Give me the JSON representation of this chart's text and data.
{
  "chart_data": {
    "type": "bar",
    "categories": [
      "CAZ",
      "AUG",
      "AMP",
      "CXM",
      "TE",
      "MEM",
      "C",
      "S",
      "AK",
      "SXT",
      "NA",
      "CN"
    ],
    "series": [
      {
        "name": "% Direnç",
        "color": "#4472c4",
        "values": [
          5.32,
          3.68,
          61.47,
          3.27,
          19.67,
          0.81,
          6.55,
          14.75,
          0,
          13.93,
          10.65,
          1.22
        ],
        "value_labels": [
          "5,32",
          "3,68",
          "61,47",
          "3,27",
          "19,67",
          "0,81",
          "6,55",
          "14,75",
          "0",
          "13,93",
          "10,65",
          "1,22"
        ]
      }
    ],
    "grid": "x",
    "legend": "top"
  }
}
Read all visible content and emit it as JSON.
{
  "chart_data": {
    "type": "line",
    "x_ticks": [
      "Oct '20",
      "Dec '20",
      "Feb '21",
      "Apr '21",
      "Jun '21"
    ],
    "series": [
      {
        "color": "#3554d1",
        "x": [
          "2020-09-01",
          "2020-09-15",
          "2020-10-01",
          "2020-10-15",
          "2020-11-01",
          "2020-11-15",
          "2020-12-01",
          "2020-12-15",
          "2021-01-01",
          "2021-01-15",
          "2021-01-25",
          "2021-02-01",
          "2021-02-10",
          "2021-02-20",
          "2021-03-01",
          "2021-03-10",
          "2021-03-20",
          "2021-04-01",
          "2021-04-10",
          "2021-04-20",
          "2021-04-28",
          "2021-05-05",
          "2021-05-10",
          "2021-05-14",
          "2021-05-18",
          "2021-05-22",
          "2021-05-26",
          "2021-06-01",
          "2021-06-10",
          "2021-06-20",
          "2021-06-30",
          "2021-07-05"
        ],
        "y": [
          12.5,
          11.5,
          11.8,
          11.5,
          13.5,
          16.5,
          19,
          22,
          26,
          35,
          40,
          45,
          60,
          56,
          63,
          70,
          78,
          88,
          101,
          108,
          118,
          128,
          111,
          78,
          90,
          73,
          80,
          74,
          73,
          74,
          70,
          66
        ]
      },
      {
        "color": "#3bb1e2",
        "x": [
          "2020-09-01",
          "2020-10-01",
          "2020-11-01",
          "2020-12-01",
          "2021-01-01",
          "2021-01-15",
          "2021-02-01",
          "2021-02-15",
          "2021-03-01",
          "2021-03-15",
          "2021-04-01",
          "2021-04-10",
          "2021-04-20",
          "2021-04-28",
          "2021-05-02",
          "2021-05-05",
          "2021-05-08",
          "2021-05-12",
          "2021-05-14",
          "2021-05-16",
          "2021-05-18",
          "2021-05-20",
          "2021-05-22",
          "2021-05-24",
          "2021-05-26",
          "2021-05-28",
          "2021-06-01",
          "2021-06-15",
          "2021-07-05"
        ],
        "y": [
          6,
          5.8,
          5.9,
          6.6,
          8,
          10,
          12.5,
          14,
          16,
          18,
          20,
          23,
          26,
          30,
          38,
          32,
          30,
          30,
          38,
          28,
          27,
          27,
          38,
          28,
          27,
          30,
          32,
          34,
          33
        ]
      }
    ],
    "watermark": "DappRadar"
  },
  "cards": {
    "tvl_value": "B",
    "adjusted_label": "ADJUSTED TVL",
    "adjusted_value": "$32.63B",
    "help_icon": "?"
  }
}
* * *
REQUIRED TASK: Go through the material line by line. Show each line that contains the string "color".

RESULT FOR THIS EXERCISE:
        "color": "#4472c4",
        "color": "#3554d1",
        "color": "#3bb1e2",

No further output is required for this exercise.